EXERCISE OBJECTIVE: Return all lines below containing the word "globe".

===== DATA LISTING =====

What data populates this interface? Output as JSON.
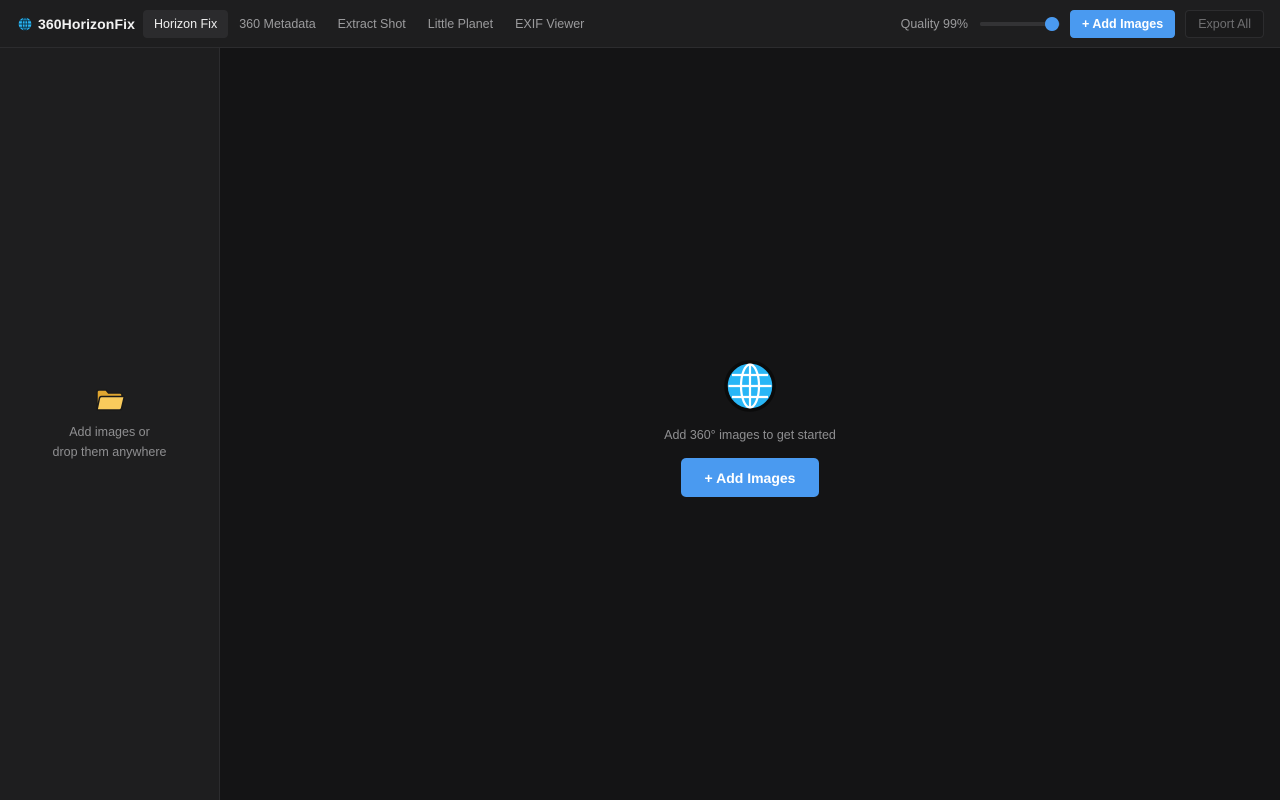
{
  "app": {
    "name": "360HorizonFix",
    "logo_icon": "globe-icon"
  },
  "tabs": [
    {
      "label": "Horizon Fix",
      "active": true
    },
    {
      "label": "360 Metadata",
      "active": false
    },
    {
      "label": "Extract Shot",
      "active": false
    },
    {
      "label": "Little Planet",
      "active": false
    },
    {
      "label": "EXIF Viewer",
      "active": false
    }
  ],
  "toolbar": {
    "quality_label": "Quality 99%",
    "quality_value": 99,
    "add_images_label": "+ Add Images",
    "export_all_label": "Export All"
  },
  "sidebar": {
    "icon": "folder-icon",
    "hint_line1": "Add images or",
    "hint_line2": "drop them anywhere"
  },
  "main": {
    "icon": "globe-icon",
    "empty_text": "Add 360° images to get started",
    "add_images_label": "+ Add Images"
  },
  "colors": {
    "accent": "#4a9af0",
    "background": "#141415",
    "panel": "#1e1e1f",
    "globe": "#29b6f6",
    "folder": "#f5c04a"
  }
}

=====

ANSWER TO THIS TASK:
    "logo_icon": "globe-icon"
    "icon": "globe-icon",
    "globe": "#29b6f6",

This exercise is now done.